◆ CHALLENGE:
Extract all lines containing "отказе".

Dataset excerpt
+ + +

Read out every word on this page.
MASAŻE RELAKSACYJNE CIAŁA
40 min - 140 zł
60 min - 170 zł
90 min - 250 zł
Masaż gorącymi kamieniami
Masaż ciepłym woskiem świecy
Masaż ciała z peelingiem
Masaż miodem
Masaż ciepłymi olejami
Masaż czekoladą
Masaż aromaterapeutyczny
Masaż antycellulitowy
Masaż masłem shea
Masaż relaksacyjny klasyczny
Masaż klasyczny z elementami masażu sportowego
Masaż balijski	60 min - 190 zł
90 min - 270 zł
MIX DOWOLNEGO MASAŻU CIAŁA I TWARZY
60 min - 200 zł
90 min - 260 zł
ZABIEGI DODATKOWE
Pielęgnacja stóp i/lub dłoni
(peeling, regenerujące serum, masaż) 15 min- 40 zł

+ + +

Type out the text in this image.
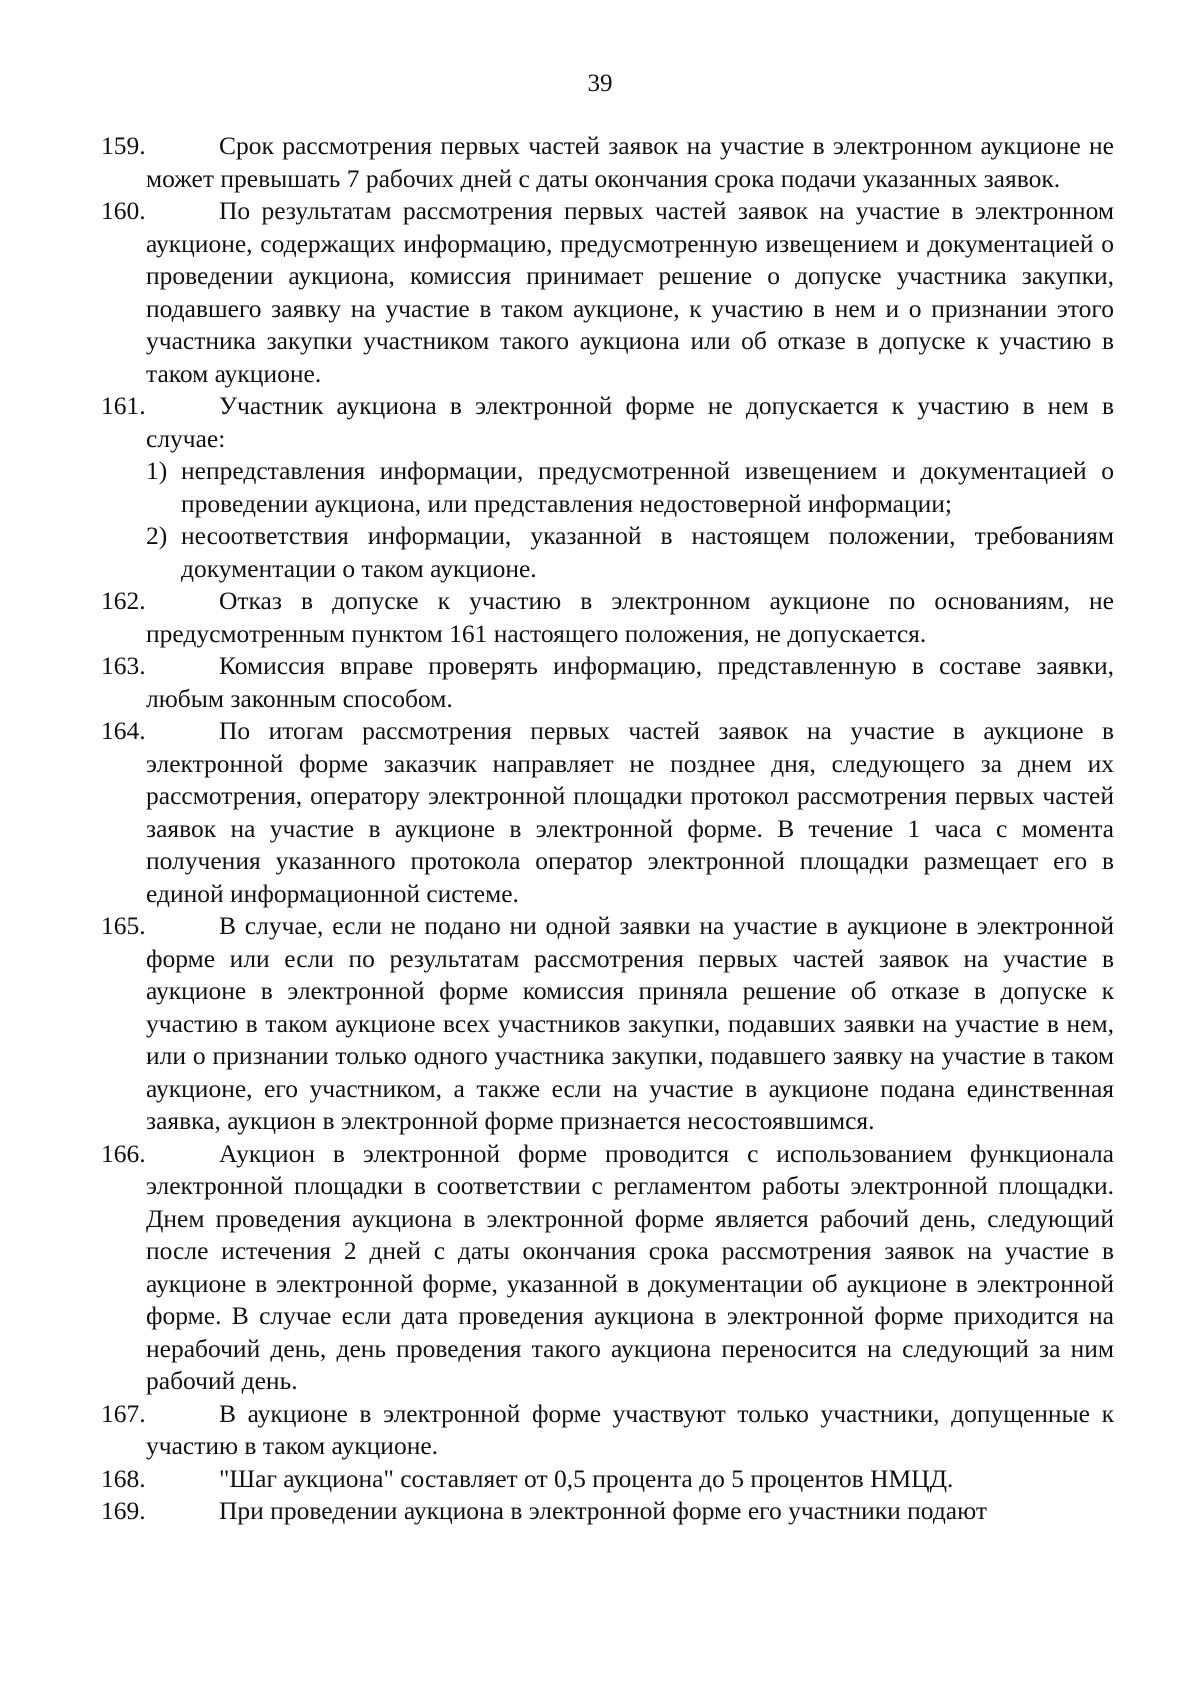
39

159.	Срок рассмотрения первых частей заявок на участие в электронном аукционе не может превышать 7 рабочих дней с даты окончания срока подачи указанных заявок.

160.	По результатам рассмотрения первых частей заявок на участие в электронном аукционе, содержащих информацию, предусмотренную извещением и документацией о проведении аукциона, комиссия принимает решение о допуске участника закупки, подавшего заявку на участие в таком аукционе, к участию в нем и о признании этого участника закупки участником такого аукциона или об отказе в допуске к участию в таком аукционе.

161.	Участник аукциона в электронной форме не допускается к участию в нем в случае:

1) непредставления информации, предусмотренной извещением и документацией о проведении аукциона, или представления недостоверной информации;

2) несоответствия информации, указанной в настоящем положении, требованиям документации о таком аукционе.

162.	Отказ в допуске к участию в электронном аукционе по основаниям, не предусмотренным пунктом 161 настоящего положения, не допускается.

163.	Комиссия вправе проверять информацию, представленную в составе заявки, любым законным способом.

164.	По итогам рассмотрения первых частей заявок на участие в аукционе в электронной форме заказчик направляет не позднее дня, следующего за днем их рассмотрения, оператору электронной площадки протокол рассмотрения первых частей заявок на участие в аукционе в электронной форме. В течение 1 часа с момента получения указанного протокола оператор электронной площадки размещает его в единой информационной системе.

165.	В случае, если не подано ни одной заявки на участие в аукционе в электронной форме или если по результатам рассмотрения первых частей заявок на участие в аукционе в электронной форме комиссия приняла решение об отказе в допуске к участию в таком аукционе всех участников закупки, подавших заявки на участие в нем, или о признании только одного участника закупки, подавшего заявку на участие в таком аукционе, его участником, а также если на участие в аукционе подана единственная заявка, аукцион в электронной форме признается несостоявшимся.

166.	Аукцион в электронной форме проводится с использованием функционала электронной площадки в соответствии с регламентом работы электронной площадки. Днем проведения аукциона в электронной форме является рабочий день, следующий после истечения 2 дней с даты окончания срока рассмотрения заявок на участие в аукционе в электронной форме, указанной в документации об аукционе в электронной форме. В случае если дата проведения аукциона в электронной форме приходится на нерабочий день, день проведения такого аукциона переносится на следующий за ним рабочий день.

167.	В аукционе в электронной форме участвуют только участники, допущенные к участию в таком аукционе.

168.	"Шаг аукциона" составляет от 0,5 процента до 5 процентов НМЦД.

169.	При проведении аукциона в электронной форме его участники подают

+ + +

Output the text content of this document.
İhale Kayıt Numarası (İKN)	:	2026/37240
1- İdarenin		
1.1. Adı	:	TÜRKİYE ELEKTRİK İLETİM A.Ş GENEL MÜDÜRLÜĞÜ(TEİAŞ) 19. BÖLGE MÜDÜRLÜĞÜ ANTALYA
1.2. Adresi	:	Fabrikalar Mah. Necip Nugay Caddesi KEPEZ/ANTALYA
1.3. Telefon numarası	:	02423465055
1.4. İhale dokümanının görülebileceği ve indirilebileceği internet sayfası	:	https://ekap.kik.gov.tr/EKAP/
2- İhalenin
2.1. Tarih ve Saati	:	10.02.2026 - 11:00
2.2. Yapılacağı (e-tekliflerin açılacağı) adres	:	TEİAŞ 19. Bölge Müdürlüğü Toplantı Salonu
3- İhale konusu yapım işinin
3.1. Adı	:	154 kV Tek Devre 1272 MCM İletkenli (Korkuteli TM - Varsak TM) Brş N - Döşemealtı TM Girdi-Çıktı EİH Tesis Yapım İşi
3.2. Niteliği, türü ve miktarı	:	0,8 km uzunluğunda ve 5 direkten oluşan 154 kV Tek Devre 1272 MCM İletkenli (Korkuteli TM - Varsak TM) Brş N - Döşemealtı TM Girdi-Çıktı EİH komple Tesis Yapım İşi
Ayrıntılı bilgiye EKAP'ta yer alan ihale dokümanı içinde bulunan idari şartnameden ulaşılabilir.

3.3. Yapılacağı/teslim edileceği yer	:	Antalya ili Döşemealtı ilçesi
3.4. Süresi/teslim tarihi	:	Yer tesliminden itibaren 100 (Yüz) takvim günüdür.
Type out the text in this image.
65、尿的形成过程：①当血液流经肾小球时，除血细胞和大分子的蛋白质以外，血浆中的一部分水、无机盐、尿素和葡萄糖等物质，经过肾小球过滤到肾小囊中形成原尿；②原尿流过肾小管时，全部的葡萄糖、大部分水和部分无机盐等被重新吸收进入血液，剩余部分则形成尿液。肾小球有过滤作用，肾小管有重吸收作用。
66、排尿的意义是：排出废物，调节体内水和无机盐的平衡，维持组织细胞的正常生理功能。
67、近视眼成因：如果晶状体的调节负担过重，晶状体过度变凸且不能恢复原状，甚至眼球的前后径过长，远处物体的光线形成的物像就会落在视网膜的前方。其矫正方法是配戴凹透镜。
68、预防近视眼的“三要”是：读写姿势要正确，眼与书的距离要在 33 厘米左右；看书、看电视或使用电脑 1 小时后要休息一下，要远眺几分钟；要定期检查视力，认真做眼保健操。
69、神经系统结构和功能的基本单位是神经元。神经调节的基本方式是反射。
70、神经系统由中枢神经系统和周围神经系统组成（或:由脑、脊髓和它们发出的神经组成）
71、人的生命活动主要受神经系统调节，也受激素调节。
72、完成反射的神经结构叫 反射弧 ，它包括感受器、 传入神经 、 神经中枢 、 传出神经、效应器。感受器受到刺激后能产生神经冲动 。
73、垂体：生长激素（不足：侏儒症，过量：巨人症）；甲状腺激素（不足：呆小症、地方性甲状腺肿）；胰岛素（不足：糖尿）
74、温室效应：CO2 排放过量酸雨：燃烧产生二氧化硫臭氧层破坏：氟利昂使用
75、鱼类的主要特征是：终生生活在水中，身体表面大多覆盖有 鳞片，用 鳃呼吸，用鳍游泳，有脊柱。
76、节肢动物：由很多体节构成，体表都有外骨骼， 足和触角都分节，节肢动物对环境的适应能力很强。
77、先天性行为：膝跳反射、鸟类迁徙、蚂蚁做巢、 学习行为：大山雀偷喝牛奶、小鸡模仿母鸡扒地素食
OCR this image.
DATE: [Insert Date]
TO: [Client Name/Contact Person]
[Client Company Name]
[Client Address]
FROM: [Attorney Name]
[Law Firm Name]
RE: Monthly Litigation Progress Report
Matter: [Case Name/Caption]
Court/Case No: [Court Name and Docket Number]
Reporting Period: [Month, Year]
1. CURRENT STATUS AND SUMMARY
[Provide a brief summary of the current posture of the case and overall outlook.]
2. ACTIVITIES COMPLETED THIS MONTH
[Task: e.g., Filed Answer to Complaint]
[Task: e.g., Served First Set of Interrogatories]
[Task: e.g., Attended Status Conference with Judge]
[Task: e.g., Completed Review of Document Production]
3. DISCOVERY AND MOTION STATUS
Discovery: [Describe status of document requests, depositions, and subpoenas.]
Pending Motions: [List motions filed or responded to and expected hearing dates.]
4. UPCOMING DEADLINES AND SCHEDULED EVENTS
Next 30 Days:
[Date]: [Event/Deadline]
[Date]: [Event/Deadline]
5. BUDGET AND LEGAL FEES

+ + +

◆ OUTPUT BELOW:
160.	По результатам рассмотрения первых частей заявок на участие в электронном аукционе, содержащих информацию, предусмотренную извещением и документацией о проведении аукциона, комиссия принимает решение о допуске участника закупки, подавшего заявку на участие в таком аукционе, к участию в нем и о признании этого участника закупки участником такого аукциона или об отказе в допуске к участию в таком аукционе.
165.	В случае, если не подано ни одной заявки на участие в аукционе в электронной форме или если по результатам рассмотрения первых частей заявок на участие в аукционе в электронной форме комиссия приняла решение об отказе в допуске к участию в таком аукционе всех участников закупки, подавших заявки на участие в нем, или о признании только одного участника закупки, подавшего заявку на участие в таком аукционе, его участником, а также если на участие в аукционе подана единственная заявка, аукцион в электронной форме признается несостоявшимся.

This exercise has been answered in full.